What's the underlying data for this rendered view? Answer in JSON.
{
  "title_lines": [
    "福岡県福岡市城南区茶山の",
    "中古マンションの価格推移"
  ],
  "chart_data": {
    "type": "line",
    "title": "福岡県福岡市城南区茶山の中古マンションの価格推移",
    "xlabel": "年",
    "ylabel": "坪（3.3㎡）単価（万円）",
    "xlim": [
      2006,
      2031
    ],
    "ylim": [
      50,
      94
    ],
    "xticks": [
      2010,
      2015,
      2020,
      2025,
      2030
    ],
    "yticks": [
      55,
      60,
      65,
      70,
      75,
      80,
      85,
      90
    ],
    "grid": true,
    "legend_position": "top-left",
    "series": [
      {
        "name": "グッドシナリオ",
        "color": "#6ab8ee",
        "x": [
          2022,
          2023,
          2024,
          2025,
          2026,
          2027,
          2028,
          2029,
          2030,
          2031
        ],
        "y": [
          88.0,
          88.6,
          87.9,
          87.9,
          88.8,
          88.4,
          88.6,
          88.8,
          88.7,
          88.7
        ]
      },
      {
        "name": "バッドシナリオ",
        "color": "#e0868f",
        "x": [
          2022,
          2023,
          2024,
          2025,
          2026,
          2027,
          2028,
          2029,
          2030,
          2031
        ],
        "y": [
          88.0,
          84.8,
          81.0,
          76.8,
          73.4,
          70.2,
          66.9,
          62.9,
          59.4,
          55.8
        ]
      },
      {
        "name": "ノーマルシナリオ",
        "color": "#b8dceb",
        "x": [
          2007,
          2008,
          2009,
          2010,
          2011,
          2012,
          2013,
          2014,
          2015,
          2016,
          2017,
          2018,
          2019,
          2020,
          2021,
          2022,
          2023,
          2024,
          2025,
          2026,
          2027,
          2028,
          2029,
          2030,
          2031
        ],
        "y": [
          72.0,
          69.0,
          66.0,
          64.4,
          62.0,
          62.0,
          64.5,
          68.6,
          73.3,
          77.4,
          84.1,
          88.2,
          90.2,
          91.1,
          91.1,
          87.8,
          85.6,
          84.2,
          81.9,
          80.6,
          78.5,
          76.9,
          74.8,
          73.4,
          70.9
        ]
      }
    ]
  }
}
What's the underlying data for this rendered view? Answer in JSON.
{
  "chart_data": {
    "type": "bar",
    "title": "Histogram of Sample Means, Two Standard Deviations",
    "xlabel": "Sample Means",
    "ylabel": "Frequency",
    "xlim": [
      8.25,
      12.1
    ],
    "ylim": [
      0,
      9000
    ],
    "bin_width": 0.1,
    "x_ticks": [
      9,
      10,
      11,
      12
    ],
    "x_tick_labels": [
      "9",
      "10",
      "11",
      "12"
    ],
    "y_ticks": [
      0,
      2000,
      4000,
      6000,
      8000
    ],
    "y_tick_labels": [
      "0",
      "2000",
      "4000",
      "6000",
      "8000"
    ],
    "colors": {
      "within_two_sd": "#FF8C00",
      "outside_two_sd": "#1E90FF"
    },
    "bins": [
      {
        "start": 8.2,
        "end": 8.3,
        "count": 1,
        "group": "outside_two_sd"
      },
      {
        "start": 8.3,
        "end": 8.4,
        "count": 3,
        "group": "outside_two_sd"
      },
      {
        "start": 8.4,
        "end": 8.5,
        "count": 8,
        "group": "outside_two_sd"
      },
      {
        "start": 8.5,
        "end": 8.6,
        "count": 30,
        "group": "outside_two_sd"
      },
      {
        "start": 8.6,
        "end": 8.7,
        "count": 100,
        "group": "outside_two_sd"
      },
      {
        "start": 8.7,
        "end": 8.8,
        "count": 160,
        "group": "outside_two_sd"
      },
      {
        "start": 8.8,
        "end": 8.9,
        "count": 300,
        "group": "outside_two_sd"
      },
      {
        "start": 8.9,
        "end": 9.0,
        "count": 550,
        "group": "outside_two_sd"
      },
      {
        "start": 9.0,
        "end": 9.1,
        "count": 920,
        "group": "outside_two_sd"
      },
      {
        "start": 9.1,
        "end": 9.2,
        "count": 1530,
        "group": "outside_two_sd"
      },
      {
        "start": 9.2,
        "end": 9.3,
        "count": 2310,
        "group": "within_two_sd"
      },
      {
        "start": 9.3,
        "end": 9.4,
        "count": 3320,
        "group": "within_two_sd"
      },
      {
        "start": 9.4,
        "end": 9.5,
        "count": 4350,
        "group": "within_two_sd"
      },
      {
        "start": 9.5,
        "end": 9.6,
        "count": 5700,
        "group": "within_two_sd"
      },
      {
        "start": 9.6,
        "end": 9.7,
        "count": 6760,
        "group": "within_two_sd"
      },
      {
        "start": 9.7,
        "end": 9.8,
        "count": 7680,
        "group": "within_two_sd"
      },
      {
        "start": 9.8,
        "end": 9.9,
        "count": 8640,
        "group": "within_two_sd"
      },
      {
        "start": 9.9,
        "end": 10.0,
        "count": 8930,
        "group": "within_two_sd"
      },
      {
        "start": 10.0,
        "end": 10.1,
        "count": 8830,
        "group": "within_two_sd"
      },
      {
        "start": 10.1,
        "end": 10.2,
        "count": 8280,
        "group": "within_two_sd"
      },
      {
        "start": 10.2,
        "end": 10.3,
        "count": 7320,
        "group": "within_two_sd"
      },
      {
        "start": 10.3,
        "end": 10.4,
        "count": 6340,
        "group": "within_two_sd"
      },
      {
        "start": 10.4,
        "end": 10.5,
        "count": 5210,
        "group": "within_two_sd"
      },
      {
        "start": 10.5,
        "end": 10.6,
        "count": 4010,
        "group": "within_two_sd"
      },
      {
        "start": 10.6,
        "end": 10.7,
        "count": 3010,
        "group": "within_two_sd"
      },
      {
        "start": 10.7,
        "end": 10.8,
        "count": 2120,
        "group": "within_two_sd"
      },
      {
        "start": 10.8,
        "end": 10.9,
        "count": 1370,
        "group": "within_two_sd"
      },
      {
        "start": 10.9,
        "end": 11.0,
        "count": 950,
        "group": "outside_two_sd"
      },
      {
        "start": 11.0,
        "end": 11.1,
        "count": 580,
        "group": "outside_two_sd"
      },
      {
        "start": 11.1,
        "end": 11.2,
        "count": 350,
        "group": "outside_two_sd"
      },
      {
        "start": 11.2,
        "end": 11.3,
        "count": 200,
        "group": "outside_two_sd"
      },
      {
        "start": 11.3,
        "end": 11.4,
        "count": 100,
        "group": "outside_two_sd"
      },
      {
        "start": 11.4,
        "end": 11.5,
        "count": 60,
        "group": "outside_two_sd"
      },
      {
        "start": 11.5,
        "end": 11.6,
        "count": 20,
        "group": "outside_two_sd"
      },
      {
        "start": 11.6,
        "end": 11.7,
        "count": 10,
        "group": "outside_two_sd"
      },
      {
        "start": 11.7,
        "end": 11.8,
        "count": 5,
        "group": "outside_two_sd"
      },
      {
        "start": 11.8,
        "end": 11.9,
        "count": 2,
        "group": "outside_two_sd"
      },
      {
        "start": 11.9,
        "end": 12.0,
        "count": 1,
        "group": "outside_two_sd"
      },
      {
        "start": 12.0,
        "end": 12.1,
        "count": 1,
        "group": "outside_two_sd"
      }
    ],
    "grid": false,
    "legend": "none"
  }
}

Aim:
Reproduce the material in full, with no word added or dropped.

Reply:
What's the underlying data for this rendered view? Answer in JSON.
{
  "title_lines": [
    "福岡県福岡市城南区茶山の",
    "中古マンションの価格推移"
  ],
  "chart_data": {
    "type": "line",
    "title": "福岡県福岡市城南区茶山の中古マンションの価格推移",
    "xlabel": "年",
    "ylabel": "坪（3.3㎡）単価（万円）",
    "xlim": [
      2006,
      2031
    ],
    "ylim": [
      50,
      94
    ],
    "xticks": [
      2010,
      2015,
      2020,
      2025,
      2030
    ],
    "yticks": [
      55,
      60,
      65,
      70,
      75,
      80,
      85,
      90
    ],
    "grid": true,
    "legend_position": "top-left",
    "series": [
      {
        "name": "グッドシナリオ",
        "color": "#6ab8ee",
        "x": [
          2022,
          2023,
          2024,
          2025,
          2026,
          2027,
          2028,
          2029,
          2030,
          2031
        ],
        "y": [
          88.0,
          88.6,
          87.9,
          87.9,
          88.8,
          88.4,
          88.6,
          88.8,
          88.7,
          88.7
        ]
      },
      {
        "name": "バッドシナリオ",
        "color": "#e0868f",
        "x": [
          2022,
          2023,
          2024,
          2025,
          2026,
          2027,
          2028,
          2029,
          2030,
          2031
        ],
        "y": [
          88.0,
          84.8,
          81.0,
          76.8,
          73.4,
          70.2,
          66.9,
          62.9,
          59.4,
          55.8
        ]
      },
      {
        "name": "ノーマルシナリオ",
        "color": "#b8dceb",
        "x": [
          2007,
          2008,
          2009,
          2010,
          2011,
          2012,
          2013,
          2014,
          2015,
          2016,
          2017,
          2018,
          2019,
          2020,
          2021,
          2022,
          2023,
          2024,
          2025,
          2026,
          2027,
          2028,
          2029,
          2030,
          2031
        ],
        "y": [
          72.0,
          69.0,
          66.0,
          64.4,
          62.0,
          62.0,
          64.5,
          68.6,
          73.3,
          77.4,
          84.1,
          88.2,
          90.2,
          91.1,
          91.1,
          87.8,
          85.6,
          84.2,
          81.9,
          80.6,
          78.5,
          76.9,
          74.8,
          73.4,
          70.9
        ]
      }
    ]
  }
}
What's the underlying data for this rendered view? Answer in JSON.
{
  "chart_data": {
    "type": "bar",
    "title": "Histogram of Sample Means, Two Standard Deviations",
    "xlabel": "Sample Means",
    "ylabel": "Frequency",
    "xlim": [
      8.25,
      12.1
    ],
    "ylim": [
      0,
      9000
    ],
    "bin_width": 0.1,
    "x_ticks": [
      9,
      10,
      11,
      12
    ],
    "x_tick_labels": [
      "9",
      "10",
      "11",
      "12"
    ],
    "y_ticks": [
      0,
      2000,
      4000,
      6000,
      8000
    ],
    "y_tick_labels": [
      "0",
      "2000",
      "4000",
      "6000",
      "8000"
    ],
    "colors": {
      "within_two_sd": "#FF8C00",
      "outside_two_sd": "#1E90FF"
    },
    "bins": [
      {
        "start": 8.2,
        "end": 8.3,
        "count": 1,
        "group": "outside_two_sd"
      },
      {
        "start": 8.3,
        "end": 8.4,
        "count": 3,
        "group": "outside_two_sd"
      },
      {
        "start": 8.4,
        "end": 8.5,
        "count": 8,
        "group": "outside_two_sd"
      },
      {
        "start": 8.5,
        "end": 8.6,
        "count": 30,
        "group": "outside_two_sd"
      },
      {
        "start": 8.6,
        "end": 8.7,
        "count": 100,
        "group": "outside_two_sd"
      },
      {
        "start": 8.7,
        "end": 8.8,
        "count": 160,
        "group": "outside_two_sd"
      },
      {
        "start": 8.8,
        "end": 8.9,
        "count": 300,
        "group": "outside_two_sd"
      },
      {
        "start": 8.9,
        "end": 9.0,
        "count": 550,
        "group": "outside_two_sd"
      },
      {
        "start": 9.0,
        "end": 9.1,
        "count": 920,
        "group": "outside_two_sd"
      },
      {
        "start": 9.1,
        "end": 9.2,
        "count": 1530,
        "group": "outside_two_sd"
      },
      {
        "start": 9.2,
        "end": 9.3,
        "count": 2310,
        "group": "within_two_sd"
      },
      {
        "start": 9.3,
        "end": 9.4,
        "count": 3320,
        "group": "within_two_sd"
      },
      {
        "start": 9.4,
        "end": 9.5,
        "count": 4350,
        "group": "within_two_sd"
      },
      {
        "start": 9.5,
        "end": 9.6,
        "count": 5700,
        "group": "within_two_sd"
      },
      {
        "start": 9.6,
        "end": 9.7,
        "count": 6760,
        "group": "within_two_sd"
      },
      {
        "start": 9.7,
        "end": 9.8,
        "count": 7680,
        "group": "within_two_sd"
      },
      {
        "start": 9.8,
        "end": 9.9,
        "count": 8640,
        "group": "within_two_sd"
      },
      {
        "start": 9.9,
        "end": 10.0,
        "count": 8930,
        "group": "within_two_sd"
      },
      {
        "start": 10.0,
        "end": 10.1,
        "count": 8830,
        "group": "within_two_sd"
      },
      {
        "start": 10.1,
        "end": 10.2,
        "count": 8280,
        "group": "within_two_sd"
      },
      {
        "start": 10.2,
        "end": 10.3,
        "count": 7320,
        "group": "within_two_sd"
      },
      {
        "start": 10.3,
        "end": 10.4,
        "count": 6340,
        "group": "within_two_sd"
      },
      {
        "start": 10.4,
        "end": 10.5,
        "count": 5210,
        "group": "within_two_sd"
      },
      {
        "start": 10.5,
        "end": 10.6,
        "count": 4010,
        "group": "within_two_sd"
      },
      {
        "start": 10.6,
        "end": 10.7,
        "count": 3010,
        "group": "within_two_sd"
      },
      {
        "start": 10.7,
        "end": 10.8,
        "count": 2120,
        "group": "within_two_sd"
      },
      {
        "start": 10.8,
        "end": 10.9,
        "count": 1370,
        "group": "within_two_sd"
      },
      {
        "start": 10.9,
        "end": 11.0,
        "count": 950,
        "group": "outside_two_sd"
      },
      {
        "start": 11.0,
        "end": 11.1,
        "count": 580,
        "group": "outside_two_sd"
      },
      {
        "start": 11.1,
        "end": 11.2,
        "count": 350,
        "group": "outside_two_sd"
      },
      {
        "start": 11.2,
        "end": 11.3,
        "count": 200,
        "group": "outside_two_sd"
      },
      {
        "start": 11.3,
        "end": 11.4,
        "count": 100,
        "group": "outside_two_sd"
      },
      {
        "start": 11.4,
        "end": 11.5,
        "count": 60,
        "group": "outside_two_sd"
      },
      {
        "start": 11.5,
        "end": 11.6,
        "count": 20,
        "group": "outside_two_sd"
      },
      {
        "start": 11.6,
        "end": 11.7,
        "count": 10,
        "group": "outside_two_sd"
      },
      {
        "start": 11.7,
        "end": 11.8,
        "count": 5,
        "group": "outside_two_sd"
      },
      {
        "start": 11.8,
        "end": 11.9,
        "count": 2,
        "group": "outside_two_sd"
      },
      {
        "start": 11.9,
        "end": 12.0,
        "count": 1,
        "group": "outside_two_sd"
      },
      {
        "start": 12.0,
        "end": 12.1,
        "count": 1,
        "group": "outside_two_sd"
      }
    ],
    "grid": false,
    "legend": "none"
  }
}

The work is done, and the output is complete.